» Collection entries
'''
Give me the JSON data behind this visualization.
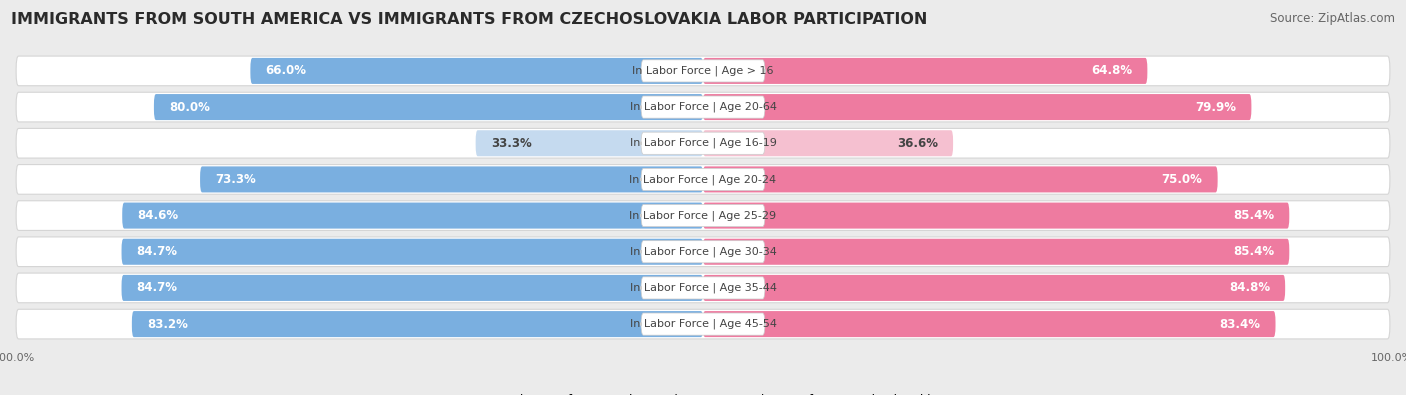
{
  "title": "IMMIGRANTS FROM SOUTH AMERICA VS IMMIGRANTS FROM CZECHOSLOVAKIA LABOR PARTICIPATION",
  "source": "Source: ZipAtlas.com",
  "categories": [
    "In Labor Force | Age > 16",
    "In Labor Force | Age 20-64",
    "In Labor Force | Age 16-19",
    "In Labor Force | Age 20-24",
    "In Labor Force | Age 25-29",
    "In Labor Force | Age 30-34",
    "In Labor Force | Age 35-44",
    "In Labor Force | Age 45-54"
  ],
  "south_america_values": [
    66.0,
    80.0,
    33.3,
    73.3,
    84.6,
    84.7,
    84.7,
    83.2
  ],
  "czechoslovakia_values": [
    64.8,
    79.9,
    36.6,
    75.0,
    85.4,
    85.4,
    84.8,
    83.4
  ],
  "south_america_color": "#7AAFE0",
  "czechoslovakia_color": "#EE7BA0",
  "south_america_light_color": "#C5DAEF",
  "czechoslovakia_light_color": "#F5C0D0",
  "background_color": "#EBEBEB",
  "label_color_dark": "#444444",
  "label_color_white": "#FFFFFF",
  "legend_label_sa": "Immigrants from South America",
  "legend_label_cz": "Immigrants from Czechoslovakia",
  "max_value": 100.0,
  "title_fontsize": 11.5,
  "source_fontsize": 8.5,
  "value_fontsize": 8.5,
  "category_fontsize": 8,
  "legend_fontsize": 9,
  "axis_label_fontsize": 8
}
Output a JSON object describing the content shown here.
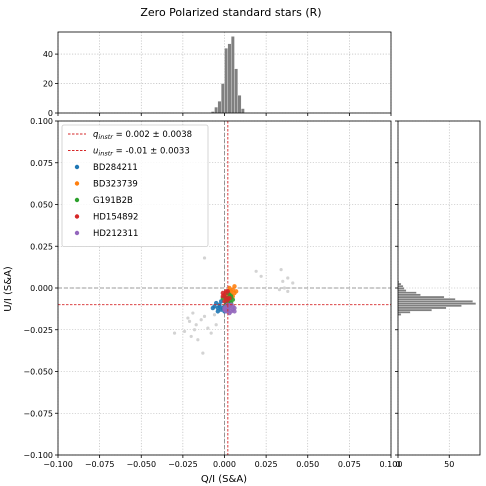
{
  "chart_data": {
    "type": "scatter",
    "title": "Zero Polarized standard stars (R)",
    "xlabel": "Q/I (S&A)",
    "ylabel": "U/I (S&A)",
    "xlim": [
      -0.1,
      0.1
    ],
    "ylim": [
      -0.1,
      0.1
    ],
    "x_ticks": [
      "−0.100",
      "−0.075",
      "−0.050",
      "−0.025",
      "0.000",
      "0.025",
      "0.050",
      "0.075",
      "0.100"
    ],
    "y_ticks": [
      "−0.100",
      "−0.075",
      "−0.050",
      "−0.025",
      "0.000",
      "0.025",
      "0.050",
      "0.075",
      "0.100"
    ],
    "x_tick_values": [
      -0.1,
      -0.075,
      -0.05,
      -0.025,
      0.0,
      0.025,
      0.05,
      0.075,
      0.1
    ],
    "y_tick_values": [
      -0.1,
      -0.075,
      -0.05,
      -0.025,
      0.0,
      0.025,
      0.05,
      0.075,
      0.1
    ],
    "grid": true,
    "legend_position": "top-left",
    "reference_lines": [
      {
        "orientation": "vertical",
        "value": 0.002,
        "color": "#d62728",
        "label": "q_instr = 0.002 ± 0.0038",
        "math_symbol": "q",
        "math_sub": "instr",
        "rest": " = 0.002 ± 0.0038"
      },
      {
        "orientation": "horizontal",
        "value": -0.01,
        "color": "#d62728",
        "label": "u_instr = -0.01 ± 0.0033",
        "math_symbol": "u",
        "math_sub": "instr",
        "rest": " = -0.01 ± 0.0033"
      }
    ],
    "series": [
      {
        "name": "BD284211",
        "color": "#1f77b4",
        "points": [
          [
            -0.006,
            -0.011
          ],
          [
            -0.004,
            -0.012
          ],
          [
            -0.003,
            -0.01
          ],
          [
            -0.002,
            -0.013
          ],
          [
            -0.001,
            -0.012
          ],
          [
            0.0,
            -0.011
          ],
          [
            0.001,
            -0.013
          ],
          [
            -0.005,
            -0.009
          ],
          [
            -0.007,
            -0.012
          ],
          [
            0.002,
            -0.01
          ],
          [
            -0.002,
            -0.008
          ],
          [
            -0.004,
            -0.014
          ],
          [
            0.0,
            -0.014
          ],
          [
            -0.003,
            -0.011
          ],
          [
            0.001,
            -0.009
          ]
        ]
      },
      {
        "name": "BD323739",
        "color": "#ff7f0e",
        "points": [
          [
            0.003,
            -0.002
          ],
          [
            0.004,
            -0.004
          ],
          [
            0.005,
            -0.001
          ],
          [
            0.006,
            -0.003
          ],
          [
            0.002,
            -0.005
          ],
          [
            0.004,
            -0.006
          ],
          [
            0.007,
            -0.002
          ],
          [
            0.003,
            0.0
          ],
          [
            0.005,
            -0.005
          ],
          [
            0.001,
            -0.003
          ],
          [
            0.006,
            0.001
          ],
          [
            0.004,
            -0.002
          ]
        ]
      },
      {
        "name": "G191B2B",
        "color": "#2ca02c",
        "points": [
          [
            0.002,
            -0.006
          ],
          [
            0.003,
            -0.008
          ],
          [
            0.001,
            -0.007
          ],
          [
            0.004,
            -0.009
          ],
          [
            0.0,
            -0.005
          ],
          [
            0.003,
            -0.004
          ],
          [
            0.002,
            -0.009
          ],
          [
            0.005,
            -0.007
          ],
          [
            -0.001,
            -0.006
          ],
          [
            0.001,
            -0.01
          ],
          [
            0.004,
            -0.005
          ],
          [
            0.002,
            -0.003
          ]
        ]
      },
      {
        "name": "HD154892",
        "color": "#d62728",
        "points": [
          [
            0.0,
            -0.004
          ],
          [
            0.001,
            -0.006
          ],
          [
            -0.001,
            -0.003
          ],
          [
            0.002,
            -0.002
          ],
          [
            0.003,
            -0.006
          ],
          [
            0.0,
            -0.008
          ],
          [
            -0.001,
            -0.005
          ],
          [
            0.001,
            -0.002
          ],
          [
            0.002,
            -0.007
          ]
        ]
      },
      {
        "name": "HD212311",
        "color": "#9467bd",
        "points": [
          [
            0.001,
            -0.011
          ],
          [
            0.003,
            -0.012
          ],
          [
            0.005,
            -0.013
          ],
          [
            0.002,
            -0.014
          ],
          [
            0.004,
            -0.01
          ],
          [
            0.006,
            -0.012
          ],
          [
            0.0,
            -0.013
          ],
          [
            0.003,
            -0.015
          ],
          [
            0.005,
            -0.011
          ],
          [
            0.002,
            -0.01
          ],
          [
            0.004,
            -0.014
          ],
          [
            0.001,
            -0.014
          ],
          [
            0.006,
            -0.014
          ],
          [
            0.003,
            -0.011
          ],
          [
            0.002,
            -0.013
          ],
          [
            0.0,
            -0.012
          ]
        ]
      }
    ],
    "outliers": {
      "color": "#d3d3d3",
      "points": [
        [
          0.019,
          0.01
        ],
        [
          0.022,
          0.007
        ],
        [
          0.038,
          0.006
        ],
        [
          0.035,
          0.004
        ],
        [
          0.036,
          0.0
        ],
        [
          0.033,
          -0.001
        ],
        [
          0.038,
          -0.002
        ],
        [
          0.041,
          0.003
        ],
        [
          0.034,
          0.011
        ],
        [
          -0.012,
          0.018
        ],
        [
          -0.019,
          -0.015
        ],
        [
          -0.012,
          -0.017
        ],
        [
          -0.017,
          -0.022
        ],
        [
          -0.014,
          -0.019
        ],
        [
          -0.01,
          -0.024
        ],
        [
          -0.018,
          -0.025
        ],
        [
          -0.02,
          -0.029
        ],
        [
          -0.024,
          -0.026
        ],
        [
          -0.021,
          -0.02
        ],
        [
          -0.03,
          -0.027
        ],
        [
          -0.016,
          -0.031
        ],
        [
          -0.013,
          -0.039
        ],
        [
          -0.008,
          -0.027
        ],
        [
          -0.022,
          -0.018
        ],
        [
          -0.005,
          -0.022
        ],
        [
          -0.006,
          -0.016
        ]
      ]
    },
    "hist_top": {
      "xlabel_axis": "Q/I",
      "ylim": [
        0,
        55
      ],
      "y_ticks": [
        "0",
        "20",
        "40"
      ],
      "y_tick_values": [
        0,
        20,
        40
      ],
      "bin_width": 0.002,
      "bins": [
        [
          -0.008,
          1
        ],
        [
          -0.006,
          4
        ],
        [
          -0.004,
          8
        ],
        [
          -0.002,
          20
        ],
        [
          0.0,
          44
        ],
        [
          0.002,
          47
        ],
        [
          0.004,
          52
        ],
        [
          0.006,
          30
        ],
        [
          0.008,
          12
        ],
        [
          0.01,
          3
        ]
      ]
    },
    "hist_right": {
      "xlim": [
        0,
        80
      ],
      "x_ticks": [
        "0",
        "50"
      ],
      "x_tick_values": [
        0,
        50
      ],
      "bin_width": 0.0013,
      "bins": [
        [
          0.003,
          1
        ],
        [
          0.0017,
          3
        ],
        [
          0.0004,
          5
        ],
        [
          -0.0009,
          6
        ],
        [
          -0.0022,
          8
        ],
        [
          -0.0035,
          18
        ],
        [
          -0.0048,
          22
        ],
        [
          -0.0061,
          45
        ],
        [
          -0.0074,
          56
        ],
        [
          -0.0087,
          73
        ],
        [
          -0.01,
          76
        ],
        [
          -0.0113,
          62
        ],
        [
          -0.0126,
          47
        ],
        [
          -0.0139,
          33
        ],
        [
          -0.0152,
          12
        ],
        [
          -0.0165,
          3
        ]
      ]
    }
  }
}
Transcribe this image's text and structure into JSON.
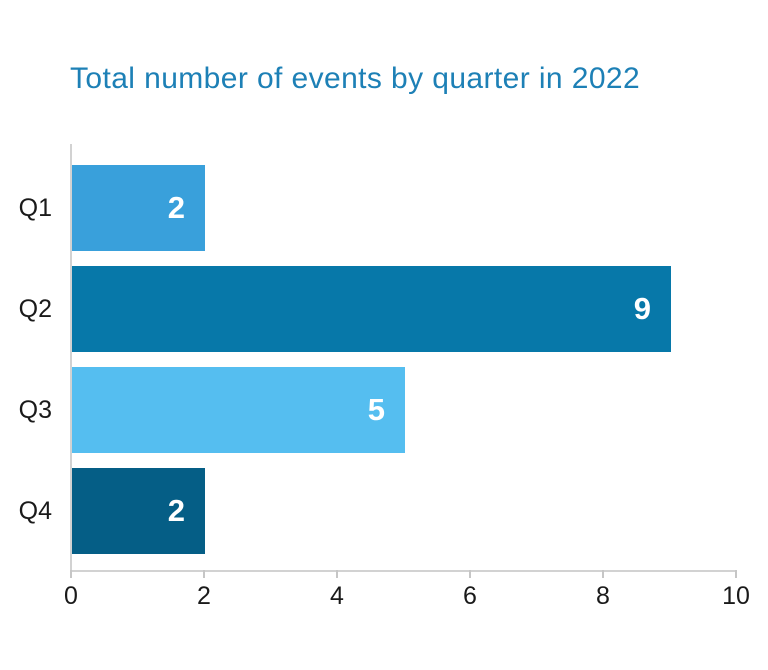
{
  "chart_data": {
    "type": "bar",
    "orientation": "horizontal",
    "title": "Total number of events by quarter in 2022",
    "categories": [
      "Q1",
      "Q2",
      "Q3",
      "Q4"
    ],
    "values": [
      2,
      9,
      5,
      2
    ],
    "value_labels": [
      "2",
      "9",
      "5",
      "2"
    ],
    "bar_colors": [
      "#39a0db",
      "#0778a9",
      "#55bef0",
      "#055e86"
    ],
    "xlim": [
      0,
      10
    ],
    "x_ticks": [
      "0",
      "2",
      "4",
      "6",
      "8",
      "10"
    ],
    "x_tick_values": [
      0,
      2,
      4,
      6,
      8,
      10
    ],
    "xlabel": "",
    "ylabel": "",
    "grid": false,
    "legend": false,
    "colors": {
      "title": "#1d80b6",
      "value_label": "#ffffff",
      "axis_line": "#d2d2d2",
      "tick_mark": "#c6c6c6",
      "tick_label": "#1a1a1a",
      "category_label": "#1a1a1a",
      "background": "#ffffff"
    }
  }
}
'''
» What you have to do
Show every line of the listing in which the string "horizontal" can be found.

» Response to this exercise
        "orientation": "horizontal",
    "orientation": "horizontal",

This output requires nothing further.